### [Exercise details]
Which lines of the records below contain the word "uceprotect"? Report each of them in full.

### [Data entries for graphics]
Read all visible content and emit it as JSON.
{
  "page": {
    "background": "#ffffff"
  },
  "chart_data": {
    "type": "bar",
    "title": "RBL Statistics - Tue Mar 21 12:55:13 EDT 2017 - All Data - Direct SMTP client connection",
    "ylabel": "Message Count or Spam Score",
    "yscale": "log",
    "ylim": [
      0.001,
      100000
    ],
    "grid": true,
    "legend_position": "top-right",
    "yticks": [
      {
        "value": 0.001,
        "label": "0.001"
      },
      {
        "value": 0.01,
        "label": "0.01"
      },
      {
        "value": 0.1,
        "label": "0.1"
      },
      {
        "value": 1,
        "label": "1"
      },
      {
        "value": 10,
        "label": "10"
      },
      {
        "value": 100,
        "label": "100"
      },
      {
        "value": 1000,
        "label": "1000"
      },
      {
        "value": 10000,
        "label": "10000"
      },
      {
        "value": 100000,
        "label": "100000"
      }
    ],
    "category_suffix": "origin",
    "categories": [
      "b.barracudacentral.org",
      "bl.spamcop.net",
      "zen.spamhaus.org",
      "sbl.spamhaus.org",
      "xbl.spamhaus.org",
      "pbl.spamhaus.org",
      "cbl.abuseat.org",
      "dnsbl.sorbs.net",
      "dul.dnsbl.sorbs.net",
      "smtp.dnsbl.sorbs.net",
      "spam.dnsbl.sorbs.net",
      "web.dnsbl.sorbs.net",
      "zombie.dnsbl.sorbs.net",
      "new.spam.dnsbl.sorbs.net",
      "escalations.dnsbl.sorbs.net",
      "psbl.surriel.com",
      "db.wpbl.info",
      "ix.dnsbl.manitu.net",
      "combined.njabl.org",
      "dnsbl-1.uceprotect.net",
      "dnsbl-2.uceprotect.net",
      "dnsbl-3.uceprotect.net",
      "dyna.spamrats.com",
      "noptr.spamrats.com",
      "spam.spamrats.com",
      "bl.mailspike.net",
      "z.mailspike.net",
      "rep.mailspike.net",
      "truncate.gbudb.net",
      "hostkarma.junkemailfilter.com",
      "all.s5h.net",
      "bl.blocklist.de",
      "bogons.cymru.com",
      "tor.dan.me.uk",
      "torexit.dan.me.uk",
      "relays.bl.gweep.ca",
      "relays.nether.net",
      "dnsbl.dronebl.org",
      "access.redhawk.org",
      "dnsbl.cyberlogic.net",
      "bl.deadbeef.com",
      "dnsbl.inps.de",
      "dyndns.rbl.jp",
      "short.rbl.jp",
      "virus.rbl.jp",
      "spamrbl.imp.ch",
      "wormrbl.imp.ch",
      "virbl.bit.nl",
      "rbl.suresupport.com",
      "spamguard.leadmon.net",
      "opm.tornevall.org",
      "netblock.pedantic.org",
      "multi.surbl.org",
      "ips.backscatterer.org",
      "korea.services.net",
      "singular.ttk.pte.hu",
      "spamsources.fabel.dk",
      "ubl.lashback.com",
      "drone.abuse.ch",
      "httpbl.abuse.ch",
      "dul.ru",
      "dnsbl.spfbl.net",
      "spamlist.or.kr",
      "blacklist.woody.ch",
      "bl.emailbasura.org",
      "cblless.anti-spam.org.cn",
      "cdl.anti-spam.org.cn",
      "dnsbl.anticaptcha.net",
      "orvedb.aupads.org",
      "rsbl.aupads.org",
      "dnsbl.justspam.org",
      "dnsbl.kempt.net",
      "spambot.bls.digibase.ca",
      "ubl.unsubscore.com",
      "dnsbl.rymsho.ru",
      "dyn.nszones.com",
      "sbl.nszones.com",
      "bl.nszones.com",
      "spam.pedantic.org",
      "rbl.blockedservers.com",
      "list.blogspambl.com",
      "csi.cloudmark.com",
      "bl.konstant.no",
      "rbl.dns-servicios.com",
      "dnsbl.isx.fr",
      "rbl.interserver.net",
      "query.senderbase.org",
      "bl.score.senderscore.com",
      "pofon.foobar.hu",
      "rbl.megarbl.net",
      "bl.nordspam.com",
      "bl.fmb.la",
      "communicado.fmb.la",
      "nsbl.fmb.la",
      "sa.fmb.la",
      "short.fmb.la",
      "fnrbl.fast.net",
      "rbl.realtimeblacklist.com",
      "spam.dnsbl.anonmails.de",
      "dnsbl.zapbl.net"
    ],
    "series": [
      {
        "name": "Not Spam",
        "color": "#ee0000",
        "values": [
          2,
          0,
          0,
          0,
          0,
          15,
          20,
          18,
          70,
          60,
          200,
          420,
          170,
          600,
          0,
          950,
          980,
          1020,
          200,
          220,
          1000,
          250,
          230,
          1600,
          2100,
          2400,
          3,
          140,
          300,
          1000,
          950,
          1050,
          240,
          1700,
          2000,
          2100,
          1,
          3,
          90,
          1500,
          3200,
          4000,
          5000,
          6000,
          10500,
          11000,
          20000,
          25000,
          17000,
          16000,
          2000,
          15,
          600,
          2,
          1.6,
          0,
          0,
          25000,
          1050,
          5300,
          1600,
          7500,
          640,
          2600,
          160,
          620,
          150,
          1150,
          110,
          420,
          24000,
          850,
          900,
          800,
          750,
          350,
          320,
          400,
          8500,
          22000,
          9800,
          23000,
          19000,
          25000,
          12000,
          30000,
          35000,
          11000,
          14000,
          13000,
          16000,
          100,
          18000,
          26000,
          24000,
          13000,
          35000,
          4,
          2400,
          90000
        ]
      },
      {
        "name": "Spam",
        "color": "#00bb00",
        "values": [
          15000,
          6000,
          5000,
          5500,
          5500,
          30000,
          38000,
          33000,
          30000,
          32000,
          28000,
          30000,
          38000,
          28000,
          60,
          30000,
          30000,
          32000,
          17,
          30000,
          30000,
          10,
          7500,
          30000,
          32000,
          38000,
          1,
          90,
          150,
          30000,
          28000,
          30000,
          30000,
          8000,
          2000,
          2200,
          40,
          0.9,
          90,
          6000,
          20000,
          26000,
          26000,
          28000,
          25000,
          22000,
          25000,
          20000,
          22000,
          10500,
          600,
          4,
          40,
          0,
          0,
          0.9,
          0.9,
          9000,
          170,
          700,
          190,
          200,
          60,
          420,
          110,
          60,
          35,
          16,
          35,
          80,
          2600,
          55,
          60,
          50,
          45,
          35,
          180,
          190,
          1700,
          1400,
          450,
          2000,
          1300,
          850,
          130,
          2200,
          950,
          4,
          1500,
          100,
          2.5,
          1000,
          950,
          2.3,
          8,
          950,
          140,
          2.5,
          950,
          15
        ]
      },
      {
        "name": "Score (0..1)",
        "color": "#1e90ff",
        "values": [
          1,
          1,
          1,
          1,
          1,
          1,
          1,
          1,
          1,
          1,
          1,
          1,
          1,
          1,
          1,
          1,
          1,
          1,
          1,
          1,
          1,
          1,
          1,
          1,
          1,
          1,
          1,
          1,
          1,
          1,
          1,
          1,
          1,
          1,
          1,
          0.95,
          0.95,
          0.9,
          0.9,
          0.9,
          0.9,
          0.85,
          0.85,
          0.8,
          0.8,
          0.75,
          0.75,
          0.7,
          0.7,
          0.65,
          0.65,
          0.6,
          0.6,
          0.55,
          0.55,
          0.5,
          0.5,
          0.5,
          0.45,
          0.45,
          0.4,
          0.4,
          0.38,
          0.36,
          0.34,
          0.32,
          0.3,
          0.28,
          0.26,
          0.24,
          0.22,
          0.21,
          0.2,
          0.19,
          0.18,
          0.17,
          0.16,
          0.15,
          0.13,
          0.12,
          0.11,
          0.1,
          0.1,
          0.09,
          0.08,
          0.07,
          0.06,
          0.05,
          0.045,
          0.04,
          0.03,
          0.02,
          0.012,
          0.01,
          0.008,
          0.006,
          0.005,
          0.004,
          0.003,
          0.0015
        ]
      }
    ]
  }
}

### [Task output]
      "dnsbl-1.uceprotect.net",
      "dnsbl-2.uceprotect.net",
      "dnsbl-3.uceprotect.net",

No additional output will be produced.